Solid Edge versus SolidWorks: Two Different (but similar) Paths to Parasolid

Another fascinating aspect is the parallel development of Intergraph Solid Edge and SolidWorks in the late 90s. Both companies saw the massive potential of the more powerful PCs and the Microsoft Windows NT operating system as ways of breaking into the mid-market space where UNIX machines were just simply too expensive and cumbersome. They would eventually settled on Parasolid for similar reasons, but their journeys from there reveal starkly different corporate cultures and decision-making processes.

Solid Edge: From ACIS to Parasolid

Intergraph initially launched Solid Edge with the ACIS geometric kernel, developed by Spatial Technology. However, as the product matured, Intergraph's engineering team encountered scalability and adaptability challenges that threatened the platform's future growth. This is how Bill McClure, head of Solid Edge at the time, described the situation to me:

Initially, Solid Edge faced significant performance and reliability issues with some of the key functions of the ACIS kernel.  To address this, I initiated a clandestine "skunkworks" project, known only to myself and three other team members.  We even rented an apartment to work in secret, away from the office.  Our rapid evaluation of Parasolid quickly revealed its superior performance and reliability, solidifying our decision that we needed to switch Solid Edge to Parasolid. While the team continued to work on the Parasolid implementation offsite, I faced a challenging review meeting with the sales management team. The VP of Global Sales was highly concerned about the numerous customer and Application Engineer complaints regarding Solid Edge's modeling problems. The next day, Jim Meadlock (Intergraph CEO) demanded a solution. I revealed our secret project, explaining that our Parasolid implementation showed excellent test results.  I emphasized that switching to Parasolid was crucial for our survival in the Mechanical CAD market. Jim not only endorsed the move but also suggested we broaden our discussions with Unigraphics to explore a potential joint venture. This pivotal decision ultimately led to the acquisition of Intergraph's Mechanical Software Division by Unigraphics Solutions.

This transition occurred before Unigraphics acquired Solid Edge, setting the stage for the product's integration into what would become the Siemens PLM portfolio, a fact that might be surprising to those that assumed falsely that the move to Unigraphics was responsible.

**MATERIAL:**
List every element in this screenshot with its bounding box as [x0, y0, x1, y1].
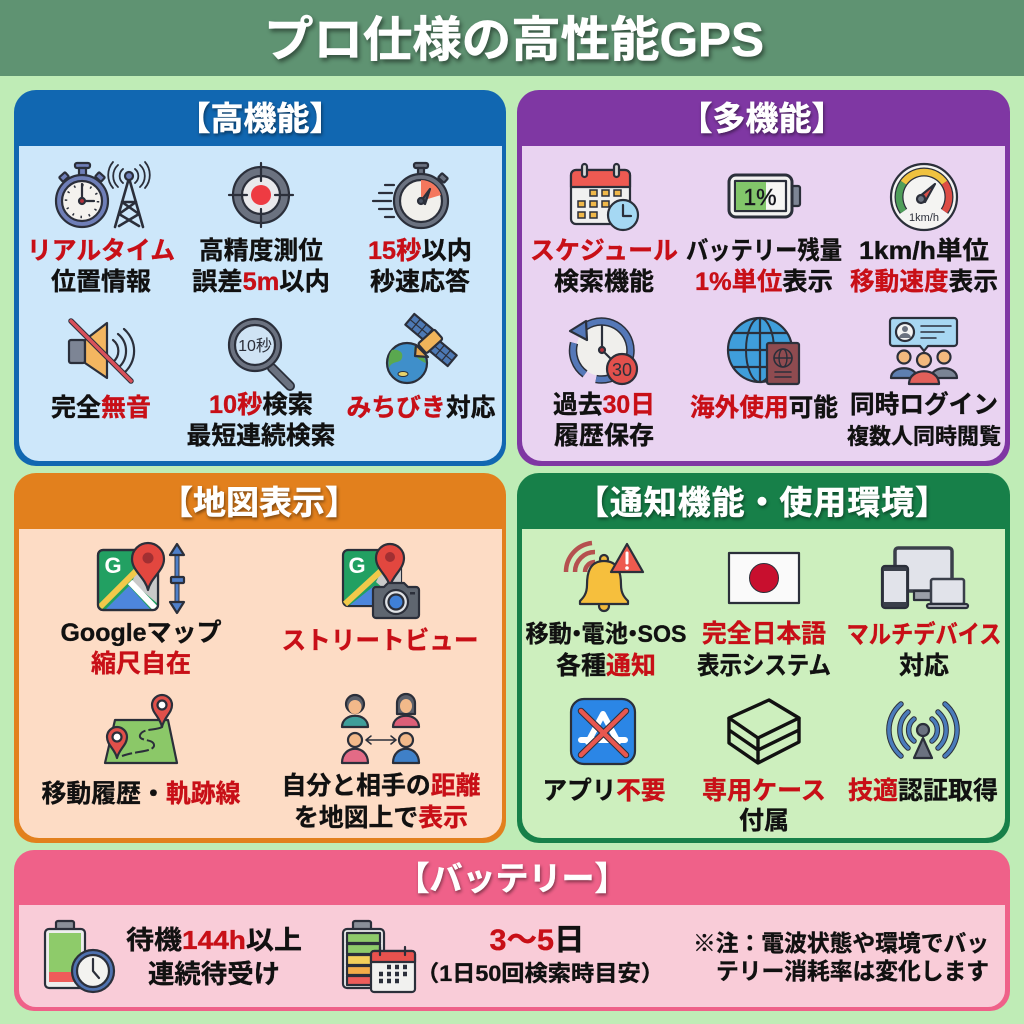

**WHAT THE EXERCISE ASKS:** Please list every job title that the text about Solid Edge's move to Parasolid gives to one individual person, with the person's name where the text provides it.

**RESULT FOR THIS EXERCISE:**
- Head of Solid Edge: Bill McClure
- VP of Global Sales: no name given
- Intergraph CEO: Jim Meadlock